(Dataset records)
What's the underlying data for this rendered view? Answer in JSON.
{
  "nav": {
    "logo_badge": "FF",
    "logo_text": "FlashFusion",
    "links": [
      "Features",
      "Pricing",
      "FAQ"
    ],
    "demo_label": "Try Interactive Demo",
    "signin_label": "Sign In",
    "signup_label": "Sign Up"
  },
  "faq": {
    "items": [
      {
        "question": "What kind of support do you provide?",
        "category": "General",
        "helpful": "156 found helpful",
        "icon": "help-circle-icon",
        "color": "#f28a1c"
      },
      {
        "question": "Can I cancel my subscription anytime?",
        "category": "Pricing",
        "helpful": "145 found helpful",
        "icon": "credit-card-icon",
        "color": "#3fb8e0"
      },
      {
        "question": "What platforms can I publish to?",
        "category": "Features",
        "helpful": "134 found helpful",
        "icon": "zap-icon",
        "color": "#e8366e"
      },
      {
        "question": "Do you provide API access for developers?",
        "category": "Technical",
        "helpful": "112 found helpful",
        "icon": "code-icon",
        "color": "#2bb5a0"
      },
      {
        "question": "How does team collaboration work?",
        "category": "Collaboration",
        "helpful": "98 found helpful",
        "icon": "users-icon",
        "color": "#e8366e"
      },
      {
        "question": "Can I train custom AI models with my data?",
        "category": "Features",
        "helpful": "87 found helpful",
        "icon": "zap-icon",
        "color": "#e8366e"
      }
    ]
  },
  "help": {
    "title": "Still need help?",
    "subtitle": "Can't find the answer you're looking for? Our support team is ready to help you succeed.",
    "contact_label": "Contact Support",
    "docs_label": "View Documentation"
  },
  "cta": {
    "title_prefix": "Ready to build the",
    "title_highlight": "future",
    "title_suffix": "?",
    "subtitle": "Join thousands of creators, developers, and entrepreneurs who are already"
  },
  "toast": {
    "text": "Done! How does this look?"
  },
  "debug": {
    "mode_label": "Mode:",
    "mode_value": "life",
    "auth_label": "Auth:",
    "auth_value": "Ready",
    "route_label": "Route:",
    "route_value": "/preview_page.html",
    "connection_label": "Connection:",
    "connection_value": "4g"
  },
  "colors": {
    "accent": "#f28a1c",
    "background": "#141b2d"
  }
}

- **Job**:
Copy out every line from the data above that has "this" in it.

- **Output of the exercise**:
What's the underlying data for this rendered view? Answer in JSON.
    "text": "Done! How does this look?"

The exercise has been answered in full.